§ **WHAT TO PRODUCE**:
Look through the data below and return each line where "NINGMEI" appears.
━━━━━━━━━━━━━━━━━━━━━━━━━━━━━━
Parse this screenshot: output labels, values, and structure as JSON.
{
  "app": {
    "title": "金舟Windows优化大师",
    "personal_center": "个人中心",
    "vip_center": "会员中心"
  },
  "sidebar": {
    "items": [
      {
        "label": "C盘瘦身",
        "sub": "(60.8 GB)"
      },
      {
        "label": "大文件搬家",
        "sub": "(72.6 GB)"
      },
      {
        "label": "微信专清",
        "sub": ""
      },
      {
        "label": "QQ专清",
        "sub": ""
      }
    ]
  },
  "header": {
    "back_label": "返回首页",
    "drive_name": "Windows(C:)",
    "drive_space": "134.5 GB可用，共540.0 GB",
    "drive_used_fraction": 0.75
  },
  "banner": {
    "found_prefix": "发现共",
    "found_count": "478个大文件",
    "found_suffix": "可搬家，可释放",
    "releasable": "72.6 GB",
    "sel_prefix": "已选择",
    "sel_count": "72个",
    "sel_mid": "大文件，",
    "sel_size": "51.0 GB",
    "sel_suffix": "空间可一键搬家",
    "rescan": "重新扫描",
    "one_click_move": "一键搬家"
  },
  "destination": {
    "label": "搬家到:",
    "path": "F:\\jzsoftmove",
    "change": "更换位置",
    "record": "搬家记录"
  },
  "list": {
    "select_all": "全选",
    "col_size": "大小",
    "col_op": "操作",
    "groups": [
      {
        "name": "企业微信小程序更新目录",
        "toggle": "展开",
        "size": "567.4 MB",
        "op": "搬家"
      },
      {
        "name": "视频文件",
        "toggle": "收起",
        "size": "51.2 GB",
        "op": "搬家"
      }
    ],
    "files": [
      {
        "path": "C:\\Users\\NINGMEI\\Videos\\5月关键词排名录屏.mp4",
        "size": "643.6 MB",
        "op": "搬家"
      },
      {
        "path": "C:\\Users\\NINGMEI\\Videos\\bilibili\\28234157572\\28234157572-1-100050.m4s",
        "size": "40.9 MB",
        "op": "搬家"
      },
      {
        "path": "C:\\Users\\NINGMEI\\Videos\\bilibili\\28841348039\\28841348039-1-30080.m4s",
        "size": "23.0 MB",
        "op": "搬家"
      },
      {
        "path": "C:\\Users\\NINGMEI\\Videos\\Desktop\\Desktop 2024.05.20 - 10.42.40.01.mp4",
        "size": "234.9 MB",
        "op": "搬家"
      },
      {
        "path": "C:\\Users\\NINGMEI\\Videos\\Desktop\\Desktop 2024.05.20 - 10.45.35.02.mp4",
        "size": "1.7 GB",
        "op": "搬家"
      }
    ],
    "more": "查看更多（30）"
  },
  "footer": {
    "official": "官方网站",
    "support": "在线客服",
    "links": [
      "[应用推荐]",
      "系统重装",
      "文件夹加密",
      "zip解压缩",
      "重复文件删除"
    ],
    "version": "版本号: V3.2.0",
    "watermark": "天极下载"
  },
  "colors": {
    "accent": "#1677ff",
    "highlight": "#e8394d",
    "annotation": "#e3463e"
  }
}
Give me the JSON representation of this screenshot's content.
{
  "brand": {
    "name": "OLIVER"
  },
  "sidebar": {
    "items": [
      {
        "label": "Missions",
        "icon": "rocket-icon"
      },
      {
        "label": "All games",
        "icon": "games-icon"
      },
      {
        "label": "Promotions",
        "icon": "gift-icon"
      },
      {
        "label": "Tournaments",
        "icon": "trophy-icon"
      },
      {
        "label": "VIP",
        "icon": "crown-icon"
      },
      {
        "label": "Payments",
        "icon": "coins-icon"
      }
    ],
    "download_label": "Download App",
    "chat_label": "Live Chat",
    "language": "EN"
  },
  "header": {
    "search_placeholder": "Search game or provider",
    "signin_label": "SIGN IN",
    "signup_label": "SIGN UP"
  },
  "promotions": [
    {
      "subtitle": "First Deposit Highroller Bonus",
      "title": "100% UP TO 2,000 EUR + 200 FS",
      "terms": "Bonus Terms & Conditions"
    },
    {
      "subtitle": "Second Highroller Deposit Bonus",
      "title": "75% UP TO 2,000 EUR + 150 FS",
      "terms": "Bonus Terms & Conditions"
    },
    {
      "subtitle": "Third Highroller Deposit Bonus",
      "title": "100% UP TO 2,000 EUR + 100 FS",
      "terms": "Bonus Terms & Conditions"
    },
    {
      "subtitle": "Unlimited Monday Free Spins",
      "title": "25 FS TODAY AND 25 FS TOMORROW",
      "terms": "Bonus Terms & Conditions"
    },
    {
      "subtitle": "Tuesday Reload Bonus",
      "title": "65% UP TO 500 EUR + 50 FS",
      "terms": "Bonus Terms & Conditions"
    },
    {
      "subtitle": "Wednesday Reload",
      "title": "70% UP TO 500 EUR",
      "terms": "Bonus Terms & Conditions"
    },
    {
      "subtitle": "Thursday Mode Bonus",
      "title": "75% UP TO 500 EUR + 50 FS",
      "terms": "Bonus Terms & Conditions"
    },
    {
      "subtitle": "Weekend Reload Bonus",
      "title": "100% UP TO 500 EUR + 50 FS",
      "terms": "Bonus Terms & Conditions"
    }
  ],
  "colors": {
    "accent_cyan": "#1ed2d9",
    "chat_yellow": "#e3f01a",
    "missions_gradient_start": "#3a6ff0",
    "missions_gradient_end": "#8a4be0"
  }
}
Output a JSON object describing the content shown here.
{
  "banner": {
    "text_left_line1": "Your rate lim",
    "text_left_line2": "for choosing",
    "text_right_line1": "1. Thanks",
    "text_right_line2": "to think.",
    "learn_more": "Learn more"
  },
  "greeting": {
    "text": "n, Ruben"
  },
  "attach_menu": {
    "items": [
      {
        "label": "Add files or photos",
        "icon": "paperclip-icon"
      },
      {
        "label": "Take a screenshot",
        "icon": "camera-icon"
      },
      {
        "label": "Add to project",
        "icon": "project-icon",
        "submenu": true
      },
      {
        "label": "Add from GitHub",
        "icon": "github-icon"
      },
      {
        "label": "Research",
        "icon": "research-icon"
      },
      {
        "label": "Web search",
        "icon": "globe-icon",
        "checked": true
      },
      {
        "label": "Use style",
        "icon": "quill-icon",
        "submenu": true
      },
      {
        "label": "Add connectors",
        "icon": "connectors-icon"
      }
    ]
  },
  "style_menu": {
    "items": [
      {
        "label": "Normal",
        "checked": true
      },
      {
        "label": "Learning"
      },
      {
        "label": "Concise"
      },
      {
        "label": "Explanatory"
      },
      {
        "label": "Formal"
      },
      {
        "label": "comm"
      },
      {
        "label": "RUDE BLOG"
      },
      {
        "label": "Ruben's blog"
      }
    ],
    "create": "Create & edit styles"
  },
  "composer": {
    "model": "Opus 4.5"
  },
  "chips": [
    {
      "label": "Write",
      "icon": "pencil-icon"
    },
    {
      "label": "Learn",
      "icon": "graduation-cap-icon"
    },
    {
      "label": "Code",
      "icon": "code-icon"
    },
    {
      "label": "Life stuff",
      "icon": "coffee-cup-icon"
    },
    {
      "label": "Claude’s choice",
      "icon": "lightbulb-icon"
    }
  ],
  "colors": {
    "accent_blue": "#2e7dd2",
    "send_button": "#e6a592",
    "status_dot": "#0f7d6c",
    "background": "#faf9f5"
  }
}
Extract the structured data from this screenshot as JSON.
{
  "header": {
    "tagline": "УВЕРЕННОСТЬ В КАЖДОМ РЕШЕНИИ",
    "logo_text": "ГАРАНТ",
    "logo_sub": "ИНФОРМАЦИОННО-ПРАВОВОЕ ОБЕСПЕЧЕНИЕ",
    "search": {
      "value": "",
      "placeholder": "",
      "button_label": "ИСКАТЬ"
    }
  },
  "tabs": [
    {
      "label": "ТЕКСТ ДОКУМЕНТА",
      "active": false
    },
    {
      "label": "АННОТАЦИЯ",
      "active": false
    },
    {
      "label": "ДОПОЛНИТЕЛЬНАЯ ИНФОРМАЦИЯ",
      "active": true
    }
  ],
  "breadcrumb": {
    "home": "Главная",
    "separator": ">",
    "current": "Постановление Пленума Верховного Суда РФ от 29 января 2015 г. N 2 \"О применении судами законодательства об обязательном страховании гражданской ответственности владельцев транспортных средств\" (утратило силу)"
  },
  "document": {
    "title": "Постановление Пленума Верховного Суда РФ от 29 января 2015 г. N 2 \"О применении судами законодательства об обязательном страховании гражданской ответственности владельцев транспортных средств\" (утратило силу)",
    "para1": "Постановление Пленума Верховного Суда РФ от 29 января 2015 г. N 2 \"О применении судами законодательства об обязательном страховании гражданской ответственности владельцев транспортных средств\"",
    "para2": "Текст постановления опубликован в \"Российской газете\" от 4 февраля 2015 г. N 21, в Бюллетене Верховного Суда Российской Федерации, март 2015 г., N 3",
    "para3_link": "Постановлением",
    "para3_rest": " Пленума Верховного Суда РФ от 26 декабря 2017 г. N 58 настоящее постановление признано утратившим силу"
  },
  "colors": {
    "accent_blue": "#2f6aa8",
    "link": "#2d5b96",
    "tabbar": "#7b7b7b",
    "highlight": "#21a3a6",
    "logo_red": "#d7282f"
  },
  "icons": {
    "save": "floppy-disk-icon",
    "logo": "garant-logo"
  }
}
━━━━━━━━━━━━━━━━━━━━━━━━━━━━━━
§ **TASK ANSWER**:
        "path": "C:\\Users\\NINGMEI\\Videos\\5月关键词排名录屏.mp4",
        "path": "C:\\Users\\NINGMEI\\Videos\\bilibili\\28234157572\\28234157572-1-100050.m4s",
        "path": "C:\\Users\\NINGMEI\\Videos\\bilibili\\28841348039\\28841348039-1-30080.m4s",
        "path": "C:\\Users\\NINGMEI\\Videos\\Desktop\\Desktop 2024.05.20 - 10.42.40.01.mp4",
        "path": "C:\\Users\\NINGMEI\\Videos\\Desktop\\Desktop 2024.05.20 - 10.45.35.02.mp4",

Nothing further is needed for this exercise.